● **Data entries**
** START **

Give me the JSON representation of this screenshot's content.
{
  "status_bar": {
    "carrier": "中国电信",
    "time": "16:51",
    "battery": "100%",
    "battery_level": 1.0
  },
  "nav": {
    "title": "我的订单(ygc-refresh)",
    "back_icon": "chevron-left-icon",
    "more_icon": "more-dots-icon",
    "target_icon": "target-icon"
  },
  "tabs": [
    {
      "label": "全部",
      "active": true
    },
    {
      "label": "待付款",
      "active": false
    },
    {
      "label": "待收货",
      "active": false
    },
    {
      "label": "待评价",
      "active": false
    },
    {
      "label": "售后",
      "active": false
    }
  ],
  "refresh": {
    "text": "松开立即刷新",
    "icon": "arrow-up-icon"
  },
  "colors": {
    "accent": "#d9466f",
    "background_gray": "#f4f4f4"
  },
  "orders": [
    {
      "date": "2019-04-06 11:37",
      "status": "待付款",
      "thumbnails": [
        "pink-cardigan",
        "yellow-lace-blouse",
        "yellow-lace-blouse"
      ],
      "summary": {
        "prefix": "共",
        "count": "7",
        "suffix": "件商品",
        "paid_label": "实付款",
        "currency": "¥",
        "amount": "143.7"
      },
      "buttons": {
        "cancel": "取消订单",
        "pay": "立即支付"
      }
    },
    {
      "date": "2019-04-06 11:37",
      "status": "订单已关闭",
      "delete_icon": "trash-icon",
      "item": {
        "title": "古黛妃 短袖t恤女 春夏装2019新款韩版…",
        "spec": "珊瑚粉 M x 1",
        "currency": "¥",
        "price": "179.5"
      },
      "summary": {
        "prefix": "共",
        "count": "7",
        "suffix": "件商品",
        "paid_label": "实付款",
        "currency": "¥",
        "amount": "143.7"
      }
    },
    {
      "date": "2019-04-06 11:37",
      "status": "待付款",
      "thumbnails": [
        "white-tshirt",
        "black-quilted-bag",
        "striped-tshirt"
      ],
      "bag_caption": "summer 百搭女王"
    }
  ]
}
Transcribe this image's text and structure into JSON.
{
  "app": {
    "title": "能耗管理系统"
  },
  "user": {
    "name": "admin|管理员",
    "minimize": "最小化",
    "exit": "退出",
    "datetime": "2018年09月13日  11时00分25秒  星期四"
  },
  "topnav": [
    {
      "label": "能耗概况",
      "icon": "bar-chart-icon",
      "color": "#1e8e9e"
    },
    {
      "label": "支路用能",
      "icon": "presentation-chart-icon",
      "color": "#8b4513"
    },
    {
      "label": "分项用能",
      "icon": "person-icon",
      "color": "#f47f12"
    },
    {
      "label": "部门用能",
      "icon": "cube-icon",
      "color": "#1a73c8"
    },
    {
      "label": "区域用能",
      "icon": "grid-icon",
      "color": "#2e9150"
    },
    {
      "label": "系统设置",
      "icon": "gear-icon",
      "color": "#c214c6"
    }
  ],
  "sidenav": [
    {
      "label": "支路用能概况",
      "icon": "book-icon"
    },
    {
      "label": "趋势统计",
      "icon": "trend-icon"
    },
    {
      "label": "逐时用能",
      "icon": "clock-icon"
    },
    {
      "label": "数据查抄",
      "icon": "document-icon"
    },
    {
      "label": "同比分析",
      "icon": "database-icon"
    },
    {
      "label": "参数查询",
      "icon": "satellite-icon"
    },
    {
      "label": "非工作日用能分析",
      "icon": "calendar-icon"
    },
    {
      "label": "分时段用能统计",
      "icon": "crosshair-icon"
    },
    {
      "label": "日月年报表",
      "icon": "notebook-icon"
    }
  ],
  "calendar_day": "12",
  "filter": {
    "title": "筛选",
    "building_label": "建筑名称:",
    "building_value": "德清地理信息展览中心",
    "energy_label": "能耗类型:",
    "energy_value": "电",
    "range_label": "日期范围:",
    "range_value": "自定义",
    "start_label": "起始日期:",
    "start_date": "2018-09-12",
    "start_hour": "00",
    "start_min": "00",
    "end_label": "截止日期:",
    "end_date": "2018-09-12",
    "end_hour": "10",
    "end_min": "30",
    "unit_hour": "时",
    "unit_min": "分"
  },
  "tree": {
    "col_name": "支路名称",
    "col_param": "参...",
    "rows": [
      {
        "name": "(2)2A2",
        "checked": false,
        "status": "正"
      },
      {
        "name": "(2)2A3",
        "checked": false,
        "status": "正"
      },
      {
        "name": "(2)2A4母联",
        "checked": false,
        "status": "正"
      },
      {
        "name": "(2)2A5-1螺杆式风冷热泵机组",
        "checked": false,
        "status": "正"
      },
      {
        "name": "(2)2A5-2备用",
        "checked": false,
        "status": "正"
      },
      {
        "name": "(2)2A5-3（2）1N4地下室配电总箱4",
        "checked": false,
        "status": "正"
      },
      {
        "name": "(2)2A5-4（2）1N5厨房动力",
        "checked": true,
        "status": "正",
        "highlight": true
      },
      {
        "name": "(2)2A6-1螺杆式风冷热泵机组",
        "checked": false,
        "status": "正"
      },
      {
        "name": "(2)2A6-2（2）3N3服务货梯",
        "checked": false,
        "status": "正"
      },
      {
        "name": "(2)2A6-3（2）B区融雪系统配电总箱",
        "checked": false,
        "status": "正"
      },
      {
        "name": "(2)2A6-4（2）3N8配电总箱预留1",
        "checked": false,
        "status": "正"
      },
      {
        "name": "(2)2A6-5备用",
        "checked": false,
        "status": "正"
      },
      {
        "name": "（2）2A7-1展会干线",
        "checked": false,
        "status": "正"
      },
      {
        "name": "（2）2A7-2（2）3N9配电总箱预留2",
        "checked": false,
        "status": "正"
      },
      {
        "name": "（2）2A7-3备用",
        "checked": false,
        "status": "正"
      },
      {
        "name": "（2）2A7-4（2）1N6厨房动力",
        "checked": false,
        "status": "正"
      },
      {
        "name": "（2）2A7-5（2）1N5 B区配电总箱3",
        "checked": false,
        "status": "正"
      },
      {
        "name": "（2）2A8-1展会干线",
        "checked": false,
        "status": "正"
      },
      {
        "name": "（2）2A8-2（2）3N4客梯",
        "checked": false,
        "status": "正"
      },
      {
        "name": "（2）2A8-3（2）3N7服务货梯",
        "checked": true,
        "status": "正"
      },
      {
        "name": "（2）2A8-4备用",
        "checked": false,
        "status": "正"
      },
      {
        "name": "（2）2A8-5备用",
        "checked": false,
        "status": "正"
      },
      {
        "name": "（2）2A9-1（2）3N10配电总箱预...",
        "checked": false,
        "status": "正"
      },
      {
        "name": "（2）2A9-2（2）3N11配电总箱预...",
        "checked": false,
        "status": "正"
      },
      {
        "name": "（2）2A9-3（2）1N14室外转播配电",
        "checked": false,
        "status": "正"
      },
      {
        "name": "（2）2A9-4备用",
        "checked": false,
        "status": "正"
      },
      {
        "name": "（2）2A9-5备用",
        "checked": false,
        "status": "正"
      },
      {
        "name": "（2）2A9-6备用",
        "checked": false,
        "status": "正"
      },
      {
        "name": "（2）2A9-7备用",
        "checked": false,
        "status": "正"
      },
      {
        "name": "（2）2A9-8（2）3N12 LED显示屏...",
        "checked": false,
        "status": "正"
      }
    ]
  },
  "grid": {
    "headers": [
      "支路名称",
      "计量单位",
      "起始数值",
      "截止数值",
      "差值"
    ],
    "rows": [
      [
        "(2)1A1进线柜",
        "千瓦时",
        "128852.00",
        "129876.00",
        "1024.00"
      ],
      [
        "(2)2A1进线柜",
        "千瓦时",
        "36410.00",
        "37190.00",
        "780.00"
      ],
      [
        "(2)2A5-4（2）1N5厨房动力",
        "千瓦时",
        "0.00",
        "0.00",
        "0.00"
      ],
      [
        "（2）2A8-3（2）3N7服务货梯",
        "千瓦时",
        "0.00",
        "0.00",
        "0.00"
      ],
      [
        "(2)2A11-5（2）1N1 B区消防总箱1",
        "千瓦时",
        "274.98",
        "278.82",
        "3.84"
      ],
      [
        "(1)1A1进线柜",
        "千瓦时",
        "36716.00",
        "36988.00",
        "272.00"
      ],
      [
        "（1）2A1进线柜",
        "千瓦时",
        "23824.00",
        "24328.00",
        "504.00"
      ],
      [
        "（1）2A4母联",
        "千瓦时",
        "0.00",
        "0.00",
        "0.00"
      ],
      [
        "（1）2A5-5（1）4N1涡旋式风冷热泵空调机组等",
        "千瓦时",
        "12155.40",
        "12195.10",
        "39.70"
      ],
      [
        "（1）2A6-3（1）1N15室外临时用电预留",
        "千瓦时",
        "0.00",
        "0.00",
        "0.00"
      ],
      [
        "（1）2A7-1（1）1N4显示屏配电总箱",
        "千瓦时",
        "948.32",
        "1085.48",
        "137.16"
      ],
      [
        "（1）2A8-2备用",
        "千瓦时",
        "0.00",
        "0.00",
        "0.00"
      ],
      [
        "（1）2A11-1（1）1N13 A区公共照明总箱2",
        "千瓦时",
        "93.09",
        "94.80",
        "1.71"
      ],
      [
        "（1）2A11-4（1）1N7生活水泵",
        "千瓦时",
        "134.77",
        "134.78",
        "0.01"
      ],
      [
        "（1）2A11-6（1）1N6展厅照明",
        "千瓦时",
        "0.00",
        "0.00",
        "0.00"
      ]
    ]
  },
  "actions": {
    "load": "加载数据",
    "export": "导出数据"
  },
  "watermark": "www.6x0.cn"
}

** END **

● **SET EXERCISE**
Track down every line with the word "text" and copy it.

● **TASK RESULT**
    "text": "松开立即刷新",
Transcribe this image's text and structure into JSON.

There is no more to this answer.